* _WRITTEN TASK_
Copy the lines holding the word "стыков", all of them.

____ ENTRIES

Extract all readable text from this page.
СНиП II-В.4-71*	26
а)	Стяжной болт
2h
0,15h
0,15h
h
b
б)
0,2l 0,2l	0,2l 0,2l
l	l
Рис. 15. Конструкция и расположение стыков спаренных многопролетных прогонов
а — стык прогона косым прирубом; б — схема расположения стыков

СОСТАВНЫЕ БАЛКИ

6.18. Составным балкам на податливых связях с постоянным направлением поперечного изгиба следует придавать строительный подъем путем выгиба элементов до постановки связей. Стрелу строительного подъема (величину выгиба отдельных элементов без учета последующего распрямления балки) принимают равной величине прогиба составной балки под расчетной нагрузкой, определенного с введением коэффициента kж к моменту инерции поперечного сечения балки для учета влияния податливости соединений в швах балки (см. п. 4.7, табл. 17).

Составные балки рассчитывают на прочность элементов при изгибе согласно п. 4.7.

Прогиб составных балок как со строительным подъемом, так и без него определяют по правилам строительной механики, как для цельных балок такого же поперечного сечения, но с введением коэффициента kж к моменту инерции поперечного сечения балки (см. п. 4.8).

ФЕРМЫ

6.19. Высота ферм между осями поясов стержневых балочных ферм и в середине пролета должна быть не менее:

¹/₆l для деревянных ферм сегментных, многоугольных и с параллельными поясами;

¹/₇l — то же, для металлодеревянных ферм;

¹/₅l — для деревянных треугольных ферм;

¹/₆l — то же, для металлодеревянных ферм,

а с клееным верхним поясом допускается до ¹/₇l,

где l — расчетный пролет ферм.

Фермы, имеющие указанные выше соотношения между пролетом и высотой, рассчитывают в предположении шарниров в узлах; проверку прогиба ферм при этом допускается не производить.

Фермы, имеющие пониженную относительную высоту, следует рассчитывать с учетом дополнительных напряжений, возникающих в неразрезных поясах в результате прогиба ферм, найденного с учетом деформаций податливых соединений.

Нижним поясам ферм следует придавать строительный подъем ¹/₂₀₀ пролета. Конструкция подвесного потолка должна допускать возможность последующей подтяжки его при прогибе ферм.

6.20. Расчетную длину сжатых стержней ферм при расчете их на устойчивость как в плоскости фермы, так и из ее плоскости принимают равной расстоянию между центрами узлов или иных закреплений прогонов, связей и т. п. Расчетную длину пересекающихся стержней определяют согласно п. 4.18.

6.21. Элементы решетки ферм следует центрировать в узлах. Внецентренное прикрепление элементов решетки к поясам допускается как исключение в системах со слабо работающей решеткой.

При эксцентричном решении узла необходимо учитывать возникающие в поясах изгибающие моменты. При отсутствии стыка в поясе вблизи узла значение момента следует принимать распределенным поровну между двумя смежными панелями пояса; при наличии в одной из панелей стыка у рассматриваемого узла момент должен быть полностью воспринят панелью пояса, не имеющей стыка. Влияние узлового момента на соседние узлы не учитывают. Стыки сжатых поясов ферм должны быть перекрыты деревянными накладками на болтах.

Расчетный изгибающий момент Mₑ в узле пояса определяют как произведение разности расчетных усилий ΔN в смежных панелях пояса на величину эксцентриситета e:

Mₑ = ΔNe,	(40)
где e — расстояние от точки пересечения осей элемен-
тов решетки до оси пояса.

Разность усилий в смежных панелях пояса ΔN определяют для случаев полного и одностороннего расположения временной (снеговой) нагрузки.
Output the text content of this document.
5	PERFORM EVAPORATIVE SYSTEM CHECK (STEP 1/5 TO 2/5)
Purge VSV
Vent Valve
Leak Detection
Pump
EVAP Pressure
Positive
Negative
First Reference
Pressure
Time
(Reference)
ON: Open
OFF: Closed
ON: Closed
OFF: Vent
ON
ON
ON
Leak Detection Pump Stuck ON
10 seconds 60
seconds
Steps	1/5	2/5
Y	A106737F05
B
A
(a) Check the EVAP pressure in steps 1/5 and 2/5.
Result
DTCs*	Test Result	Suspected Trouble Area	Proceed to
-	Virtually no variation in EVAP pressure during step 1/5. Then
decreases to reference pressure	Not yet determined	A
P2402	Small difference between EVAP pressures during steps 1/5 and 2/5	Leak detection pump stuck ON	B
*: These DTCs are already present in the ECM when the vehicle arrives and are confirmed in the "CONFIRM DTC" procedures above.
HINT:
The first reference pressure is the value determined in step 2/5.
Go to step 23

________

* _RESULT FOR THIS TASK_
Рис. 15. Конструкция и расположение стыков спаренных многопролетных прогонов
а — стык прогона косым прирубом; б — схема расположения стыков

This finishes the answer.